In spite of its many names, the war was completely bloodless. Yet legend has it there was one casualty: either a Canadian pig wandering over the border, or a cow shot by mistake while wandering outside the Fort Kent blockhouse.  Or that one casualty might be private Hiram T. Smith, buried in Haynesville (ME) and frequently cited as the ‘only casualty of the Aroostook War’ – a shaky claim, as no one seems to know exactly what he died from. Further casualties were avoided, as in 1839 it was agreed that (US) Congressman Daniel Webster and (British) Lord Ashburton should work out a compromise border.

In 1842, they settled that the US would get over 18.000 sq. km (7.000 sq. mi) of the disputed area, up to the St Johns River, which would be opened up for free navigation by both countries. Great Britain got almost 13.000 sq. km (5.000 sq. mi) of disputed territory, allowing them an overland route between Lower Canada and Nova Scotia that was usable year-round – the Halifax Road.

Other achievements of the Webster-Ashburton Treaty were the fixing of the US-Canada border in the Great Lakes area, and the setting of a peaceful precedent for resolving territorial and other disputes between the US and its northern neighbour.  

In its entry on the Aroostook War, Wikipedia has this interesting cartographic bit of trivia: Webster used a map found in the Paris Archives by the American Jared Sparks (and said to have been marked with a red line by Benjamin Franklin in Paris in 1782) to persuade Maine and Massachusetts to accept the agreement. As the map showed the disputed region belonged to the British, it helped convince the representatives of those states to accept the compromise, lest the “truth” reach British ears and convince the British to refuse a compromise. It was later discovered that the Americans had hidden their knowledge of the Franklin map. A map said to be favorable to the United States claims was apparently used in Britain, but this map was never revealed. Some claim the Franklin map was a fake created by Britain to pressure the American negotiators as their map placed the entire disputed area on the American side of the border.”

☆ ☆ ☆ ☆

● **DESCRIPTION OF THE TASK**
Write the next part of the passage above on the Aroostook War and the Webster-Ashburton Treaty, picking up after its final sentence.

● **COLLECTED DATA**
☆ ☆ ☆ ☆

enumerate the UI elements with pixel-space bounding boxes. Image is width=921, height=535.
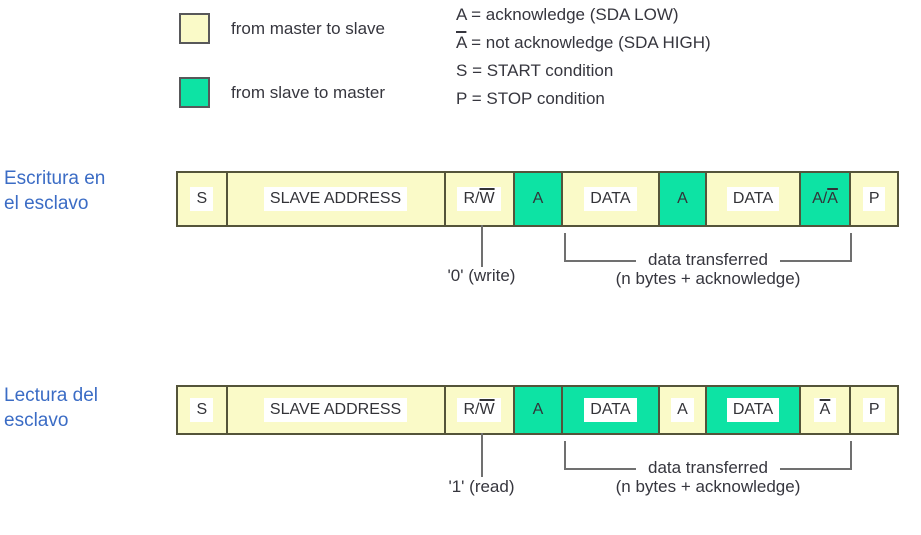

☆ ☆ ☆ ☆

● **REPLY TO THE EXERCISE**
Here below is reproduced the ‘Aroostook War Fighting Song’, composed in Bangor in February 1839 to the tune of Auld Lang Syne. For its lyrics, and much of the historical information in the text above aswell as the map reproduced here, I’m much indebted to the website of Scott Michaud, who recounts his Franco-American family’s history in northern Maine.  Nowadays, the northernmost county of Maine is still called Aroostook, and still boasts a strong link with its French past. Incidentally, at 17.686 sq. km Aroostook County is the largest US county east of the Mississippi. Two US towns in Aroostook County, right on the St John River across from Canada, were named after American leaders in the ‘war’: Fort Kent (after then Maine governor Edward Kent) and Van Buren (after then president Martin Van Buren).

The Aroostook War Fighting Song

We are marching on to Madawask,
To fight the trespassers;
We’ll teach the British how to walk
And come off conquerors.

We’ll have our land, right good and clear,
For all the English say;
They shall not cut another log,
Nor stay another day.

They need not think to have our land,
We Yankees can fight well;
We’ve whipped them twice most manfully,
As every child can tell.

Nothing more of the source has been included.